[Items from a data source]
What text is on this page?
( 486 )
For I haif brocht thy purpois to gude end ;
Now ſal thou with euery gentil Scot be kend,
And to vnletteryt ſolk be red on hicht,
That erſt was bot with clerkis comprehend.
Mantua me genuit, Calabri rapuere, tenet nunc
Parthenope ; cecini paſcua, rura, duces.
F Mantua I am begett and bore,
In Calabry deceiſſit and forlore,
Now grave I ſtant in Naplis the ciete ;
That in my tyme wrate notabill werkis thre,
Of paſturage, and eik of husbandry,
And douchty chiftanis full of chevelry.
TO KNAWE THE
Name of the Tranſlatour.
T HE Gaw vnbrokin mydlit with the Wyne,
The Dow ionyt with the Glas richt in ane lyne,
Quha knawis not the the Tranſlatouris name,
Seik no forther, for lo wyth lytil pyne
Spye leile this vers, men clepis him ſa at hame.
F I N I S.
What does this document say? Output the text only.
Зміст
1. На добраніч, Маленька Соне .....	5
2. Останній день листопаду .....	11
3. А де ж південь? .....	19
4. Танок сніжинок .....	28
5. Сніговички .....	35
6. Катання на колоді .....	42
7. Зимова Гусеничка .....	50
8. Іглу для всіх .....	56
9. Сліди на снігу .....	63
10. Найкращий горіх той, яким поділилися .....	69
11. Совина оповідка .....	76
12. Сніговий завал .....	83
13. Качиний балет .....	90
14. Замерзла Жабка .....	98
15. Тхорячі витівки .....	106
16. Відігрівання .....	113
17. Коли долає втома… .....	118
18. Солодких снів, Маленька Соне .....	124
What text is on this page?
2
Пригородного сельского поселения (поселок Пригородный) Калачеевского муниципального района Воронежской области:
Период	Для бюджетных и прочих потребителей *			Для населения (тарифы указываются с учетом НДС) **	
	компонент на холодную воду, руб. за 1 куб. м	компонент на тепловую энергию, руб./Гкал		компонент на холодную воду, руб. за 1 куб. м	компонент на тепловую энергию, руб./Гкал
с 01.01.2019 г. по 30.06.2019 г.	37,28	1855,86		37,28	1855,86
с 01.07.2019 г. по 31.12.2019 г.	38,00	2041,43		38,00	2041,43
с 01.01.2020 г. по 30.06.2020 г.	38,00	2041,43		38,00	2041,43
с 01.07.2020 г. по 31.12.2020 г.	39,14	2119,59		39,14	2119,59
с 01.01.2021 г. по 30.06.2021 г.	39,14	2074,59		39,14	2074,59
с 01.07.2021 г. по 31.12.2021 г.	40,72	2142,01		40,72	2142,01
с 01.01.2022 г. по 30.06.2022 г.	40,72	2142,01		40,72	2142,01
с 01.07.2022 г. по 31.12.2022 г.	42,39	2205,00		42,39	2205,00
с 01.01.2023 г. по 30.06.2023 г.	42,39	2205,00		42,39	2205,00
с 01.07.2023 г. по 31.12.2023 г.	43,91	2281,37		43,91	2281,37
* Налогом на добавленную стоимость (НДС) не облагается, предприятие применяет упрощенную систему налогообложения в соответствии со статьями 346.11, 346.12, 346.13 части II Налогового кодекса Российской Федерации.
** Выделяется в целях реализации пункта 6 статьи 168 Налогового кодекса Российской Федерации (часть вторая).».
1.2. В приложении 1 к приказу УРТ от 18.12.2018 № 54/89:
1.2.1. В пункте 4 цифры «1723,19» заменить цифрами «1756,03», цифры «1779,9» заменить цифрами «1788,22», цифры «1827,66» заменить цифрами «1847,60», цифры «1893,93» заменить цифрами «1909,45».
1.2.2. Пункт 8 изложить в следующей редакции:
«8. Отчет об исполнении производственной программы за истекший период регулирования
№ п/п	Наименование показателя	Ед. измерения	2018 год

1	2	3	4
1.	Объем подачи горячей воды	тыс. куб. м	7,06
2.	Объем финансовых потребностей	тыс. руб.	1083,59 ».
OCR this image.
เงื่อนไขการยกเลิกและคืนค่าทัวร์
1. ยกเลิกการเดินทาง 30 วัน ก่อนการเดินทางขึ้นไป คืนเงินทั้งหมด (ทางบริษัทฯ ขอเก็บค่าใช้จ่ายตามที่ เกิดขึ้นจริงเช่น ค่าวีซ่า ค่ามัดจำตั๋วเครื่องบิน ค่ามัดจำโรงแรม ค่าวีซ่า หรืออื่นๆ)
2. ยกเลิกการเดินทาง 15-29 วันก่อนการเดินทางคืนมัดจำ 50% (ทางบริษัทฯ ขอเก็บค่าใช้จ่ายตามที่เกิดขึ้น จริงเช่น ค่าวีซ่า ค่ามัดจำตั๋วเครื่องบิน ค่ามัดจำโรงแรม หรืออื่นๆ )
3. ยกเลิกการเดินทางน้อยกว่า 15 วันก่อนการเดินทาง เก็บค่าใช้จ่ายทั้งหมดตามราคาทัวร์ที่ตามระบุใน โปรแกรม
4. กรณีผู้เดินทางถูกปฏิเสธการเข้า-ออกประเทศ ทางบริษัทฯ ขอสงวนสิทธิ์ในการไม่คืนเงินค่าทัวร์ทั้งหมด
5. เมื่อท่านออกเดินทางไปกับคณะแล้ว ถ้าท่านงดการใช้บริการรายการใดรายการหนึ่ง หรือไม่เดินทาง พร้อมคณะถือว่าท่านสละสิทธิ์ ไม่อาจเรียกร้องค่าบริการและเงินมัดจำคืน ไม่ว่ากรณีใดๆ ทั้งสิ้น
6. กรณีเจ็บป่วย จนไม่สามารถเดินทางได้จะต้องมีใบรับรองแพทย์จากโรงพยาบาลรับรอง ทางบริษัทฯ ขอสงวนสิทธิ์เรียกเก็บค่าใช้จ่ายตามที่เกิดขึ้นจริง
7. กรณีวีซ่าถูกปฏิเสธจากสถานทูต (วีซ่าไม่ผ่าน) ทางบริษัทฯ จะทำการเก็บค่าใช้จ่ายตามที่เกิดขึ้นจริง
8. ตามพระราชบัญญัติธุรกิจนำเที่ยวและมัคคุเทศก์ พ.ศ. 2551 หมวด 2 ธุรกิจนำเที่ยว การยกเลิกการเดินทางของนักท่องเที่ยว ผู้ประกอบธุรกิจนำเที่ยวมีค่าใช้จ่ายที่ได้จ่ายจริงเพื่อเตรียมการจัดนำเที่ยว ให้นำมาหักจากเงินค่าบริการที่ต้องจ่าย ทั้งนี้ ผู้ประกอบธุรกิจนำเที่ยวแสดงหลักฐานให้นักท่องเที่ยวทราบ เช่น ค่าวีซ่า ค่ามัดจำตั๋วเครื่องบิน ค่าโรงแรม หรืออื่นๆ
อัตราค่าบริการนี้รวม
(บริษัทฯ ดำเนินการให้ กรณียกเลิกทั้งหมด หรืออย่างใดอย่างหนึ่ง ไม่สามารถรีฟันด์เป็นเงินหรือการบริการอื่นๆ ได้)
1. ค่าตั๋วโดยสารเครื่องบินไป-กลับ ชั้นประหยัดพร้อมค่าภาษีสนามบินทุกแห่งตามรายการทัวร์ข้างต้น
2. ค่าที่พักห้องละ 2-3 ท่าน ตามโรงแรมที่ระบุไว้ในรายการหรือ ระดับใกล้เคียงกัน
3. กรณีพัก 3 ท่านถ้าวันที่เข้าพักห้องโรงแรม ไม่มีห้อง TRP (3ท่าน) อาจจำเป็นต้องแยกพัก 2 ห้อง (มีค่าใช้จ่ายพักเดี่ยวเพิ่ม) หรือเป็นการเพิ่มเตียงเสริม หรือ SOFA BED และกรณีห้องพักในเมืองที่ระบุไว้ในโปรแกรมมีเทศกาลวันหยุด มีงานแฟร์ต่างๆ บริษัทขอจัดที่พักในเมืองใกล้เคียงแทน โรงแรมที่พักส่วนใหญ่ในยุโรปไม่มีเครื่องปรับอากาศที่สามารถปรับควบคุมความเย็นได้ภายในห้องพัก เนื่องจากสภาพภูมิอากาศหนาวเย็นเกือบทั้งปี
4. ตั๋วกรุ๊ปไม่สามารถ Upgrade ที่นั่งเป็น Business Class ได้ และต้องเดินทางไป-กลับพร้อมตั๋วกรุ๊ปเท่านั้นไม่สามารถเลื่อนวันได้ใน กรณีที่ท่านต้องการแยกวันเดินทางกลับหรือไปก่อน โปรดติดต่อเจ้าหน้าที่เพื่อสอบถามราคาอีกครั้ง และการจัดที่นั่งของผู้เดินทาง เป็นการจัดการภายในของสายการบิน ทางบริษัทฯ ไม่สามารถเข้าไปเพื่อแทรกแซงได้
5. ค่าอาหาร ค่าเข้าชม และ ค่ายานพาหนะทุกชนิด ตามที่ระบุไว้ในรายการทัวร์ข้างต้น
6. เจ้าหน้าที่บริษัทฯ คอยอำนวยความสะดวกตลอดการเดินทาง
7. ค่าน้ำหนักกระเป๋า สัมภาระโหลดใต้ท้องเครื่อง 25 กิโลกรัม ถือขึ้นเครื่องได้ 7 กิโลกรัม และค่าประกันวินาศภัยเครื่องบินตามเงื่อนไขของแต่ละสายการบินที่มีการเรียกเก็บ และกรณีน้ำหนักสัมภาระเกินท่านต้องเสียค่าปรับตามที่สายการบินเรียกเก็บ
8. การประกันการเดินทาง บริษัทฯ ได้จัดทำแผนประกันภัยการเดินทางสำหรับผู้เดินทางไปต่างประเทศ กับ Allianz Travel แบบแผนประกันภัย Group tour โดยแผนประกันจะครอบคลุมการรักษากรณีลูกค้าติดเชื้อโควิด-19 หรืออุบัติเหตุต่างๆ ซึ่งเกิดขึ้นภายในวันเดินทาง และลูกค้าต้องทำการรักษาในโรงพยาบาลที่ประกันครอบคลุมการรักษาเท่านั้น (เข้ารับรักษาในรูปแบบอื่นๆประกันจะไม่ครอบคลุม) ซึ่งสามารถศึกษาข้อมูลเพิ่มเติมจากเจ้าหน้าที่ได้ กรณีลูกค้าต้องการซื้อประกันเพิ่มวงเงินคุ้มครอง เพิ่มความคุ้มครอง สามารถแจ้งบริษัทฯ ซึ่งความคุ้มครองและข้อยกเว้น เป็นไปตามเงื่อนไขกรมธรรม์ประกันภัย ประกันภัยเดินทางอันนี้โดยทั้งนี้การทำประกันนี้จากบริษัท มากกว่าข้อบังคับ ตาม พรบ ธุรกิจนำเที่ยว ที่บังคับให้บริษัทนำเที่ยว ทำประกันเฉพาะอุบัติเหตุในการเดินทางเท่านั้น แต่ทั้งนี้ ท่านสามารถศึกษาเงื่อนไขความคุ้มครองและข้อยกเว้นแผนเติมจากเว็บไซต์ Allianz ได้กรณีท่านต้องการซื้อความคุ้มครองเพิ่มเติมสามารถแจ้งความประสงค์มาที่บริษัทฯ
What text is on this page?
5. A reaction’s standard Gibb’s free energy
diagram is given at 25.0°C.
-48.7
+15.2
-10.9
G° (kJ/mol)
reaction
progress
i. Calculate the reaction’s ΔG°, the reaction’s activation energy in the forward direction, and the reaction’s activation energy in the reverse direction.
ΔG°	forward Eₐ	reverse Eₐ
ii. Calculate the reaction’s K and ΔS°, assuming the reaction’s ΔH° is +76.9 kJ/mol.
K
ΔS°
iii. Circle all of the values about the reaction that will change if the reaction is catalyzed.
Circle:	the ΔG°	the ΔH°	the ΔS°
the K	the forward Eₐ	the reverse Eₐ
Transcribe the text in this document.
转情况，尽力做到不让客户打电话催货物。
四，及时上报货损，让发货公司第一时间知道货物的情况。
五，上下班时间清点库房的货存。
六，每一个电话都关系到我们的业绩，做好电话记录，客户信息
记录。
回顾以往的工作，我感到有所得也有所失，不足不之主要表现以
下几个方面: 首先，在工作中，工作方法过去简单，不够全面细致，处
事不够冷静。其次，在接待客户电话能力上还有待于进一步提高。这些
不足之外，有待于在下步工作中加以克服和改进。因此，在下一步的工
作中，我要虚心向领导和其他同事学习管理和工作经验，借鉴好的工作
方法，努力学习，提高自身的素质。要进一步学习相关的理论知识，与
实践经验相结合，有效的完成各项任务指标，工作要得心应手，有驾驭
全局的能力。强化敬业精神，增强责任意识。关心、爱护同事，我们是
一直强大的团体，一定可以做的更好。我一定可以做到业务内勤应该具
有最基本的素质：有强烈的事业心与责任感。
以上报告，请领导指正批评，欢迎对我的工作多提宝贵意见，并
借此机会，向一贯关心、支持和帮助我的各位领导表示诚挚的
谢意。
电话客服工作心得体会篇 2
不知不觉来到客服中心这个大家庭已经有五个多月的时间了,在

§ Written task: All lines above containing the string "ขอเก" are to be collected.

§ Full response:
1. ยกเลิกการเดินทาง 30 วัน ก่อนการเดินทางขึ้นไป คืนเงินทั้งหมด (ทางบริษัทฯ ขอเก็บค่าใช้จ่ายตามที่ เกิดขึ้นจริงเช่น ค่าวีซ่า ค่ามัดจำตั๋วเครื่องบิน ค่ามัดจำโรงแรม ค่าวีซ่า หรืออื่นๆ)
2. ยกเลิกการเดินทาง 15-29 วันก่อนการเดินทางคืนมัดจำ 50% (ทางบริษัทฯ ขอเก็บค่าใช้จ่ายตามที่เกิดขึ้น จริงเช่น ค่าวีซ่า ค่ามัดจำตั๋วเครื่องบิน ค่ามัดจำโรงแรม หรืออื่นๆ )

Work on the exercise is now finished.